= Beginning of Section =

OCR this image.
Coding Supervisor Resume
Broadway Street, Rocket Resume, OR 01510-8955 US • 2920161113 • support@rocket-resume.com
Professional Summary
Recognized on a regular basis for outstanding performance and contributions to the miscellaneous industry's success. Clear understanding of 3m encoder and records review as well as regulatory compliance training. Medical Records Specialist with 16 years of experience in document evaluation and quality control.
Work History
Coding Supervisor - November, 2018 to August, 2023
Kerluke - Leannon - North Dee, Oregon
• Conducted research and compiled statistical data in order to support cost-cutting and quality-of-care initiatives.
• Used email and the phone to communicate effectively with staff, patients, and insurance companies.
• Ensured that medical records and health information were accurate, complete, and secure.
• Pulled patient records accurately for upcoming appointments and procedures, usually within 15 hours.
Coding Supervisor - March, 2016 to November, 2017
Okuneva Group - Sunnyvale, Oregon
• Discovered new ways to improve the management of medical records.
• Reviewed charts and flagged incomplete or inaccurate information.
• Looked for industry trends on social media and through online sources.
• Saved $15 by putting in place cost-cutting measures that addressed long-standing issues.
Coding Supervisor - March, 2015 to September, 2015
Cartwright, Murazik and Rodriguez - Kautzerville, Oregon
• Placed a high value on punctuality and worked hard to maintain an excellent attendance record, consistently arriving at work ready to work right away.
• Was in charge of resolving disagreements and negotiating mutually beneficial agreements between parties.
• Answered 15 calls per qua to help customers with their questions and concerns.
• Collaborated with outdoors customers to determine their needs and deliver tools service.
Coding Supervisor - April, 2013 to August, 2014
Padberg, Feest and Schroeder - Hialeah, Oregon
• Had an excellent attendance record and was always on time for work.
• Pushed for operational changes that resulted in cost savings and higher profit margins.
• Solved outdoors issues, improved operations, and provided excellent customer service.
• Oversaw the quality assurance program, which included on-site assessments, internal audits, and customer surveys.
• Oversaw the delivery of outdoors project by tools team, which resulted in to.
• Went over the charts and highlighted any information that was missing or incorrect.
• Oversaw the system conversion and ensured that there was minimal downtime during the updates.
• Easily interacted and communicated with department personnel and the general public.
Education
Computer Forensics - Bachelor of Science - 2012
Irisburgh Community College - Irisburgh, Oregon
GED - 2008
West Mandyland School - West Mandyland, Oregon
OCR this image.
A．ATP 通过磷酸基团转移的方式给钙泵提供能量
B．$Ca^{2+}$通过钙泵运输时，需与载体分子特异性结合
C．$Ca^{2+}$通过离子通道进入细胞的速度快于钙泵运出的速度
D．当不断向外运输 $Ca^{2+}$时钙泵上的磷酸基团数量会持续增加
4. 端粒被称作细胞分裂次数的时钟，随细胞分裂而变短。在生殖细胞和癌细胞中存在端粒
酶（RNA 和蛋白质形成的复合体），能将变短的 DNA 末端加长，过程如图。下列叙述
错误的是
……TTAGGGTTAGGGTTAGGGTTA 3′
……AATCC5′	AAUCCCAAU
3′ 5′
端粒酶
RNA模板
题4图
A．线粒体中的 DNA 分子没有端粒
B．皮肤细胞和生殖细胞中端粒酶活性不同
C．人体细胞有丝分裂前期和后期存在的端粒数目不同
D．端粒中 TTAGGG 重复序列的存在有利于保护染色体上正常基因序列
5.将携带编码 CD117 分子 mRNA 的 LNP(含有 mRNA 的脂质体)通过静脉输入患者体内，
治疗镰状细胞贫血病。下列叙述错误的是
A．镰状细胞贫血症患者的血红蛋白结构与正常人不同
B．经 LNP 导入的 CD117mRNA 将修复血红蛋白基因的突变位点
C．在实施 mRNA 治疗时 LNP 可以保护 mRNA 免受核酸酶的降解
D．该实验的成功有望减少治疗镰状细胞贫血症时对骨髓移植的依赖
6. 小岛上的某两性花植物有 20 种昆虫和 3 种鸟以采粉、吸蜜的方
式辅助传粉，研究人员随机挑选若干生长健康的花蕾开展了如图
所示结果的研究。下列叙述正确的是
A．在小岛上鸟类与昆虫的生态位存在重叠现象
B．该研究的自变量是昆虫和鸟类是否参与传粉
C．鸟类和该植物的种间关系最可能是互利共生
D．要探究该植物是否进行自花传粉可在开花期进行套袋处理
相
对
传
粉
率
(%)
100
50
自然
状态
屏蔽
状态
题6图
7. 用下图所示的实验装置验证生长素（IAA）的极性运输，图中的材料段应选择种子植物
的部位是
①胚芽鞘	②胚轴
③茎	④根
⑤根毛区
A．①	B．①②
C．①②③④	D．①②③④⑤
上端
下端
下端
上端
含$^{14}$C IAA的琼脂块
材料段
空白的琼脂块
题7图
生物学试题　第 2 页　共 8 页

= End of Section =

Task requirements → Please copy out every line in the listing that has the string "cutting".

Task solution →
• Conducted research and compiled statistical data in order to support cost-cutting and quality-of-care initiatives.
• Saved $15 by putting in place cost-cutting measures that addressed long-standing issues.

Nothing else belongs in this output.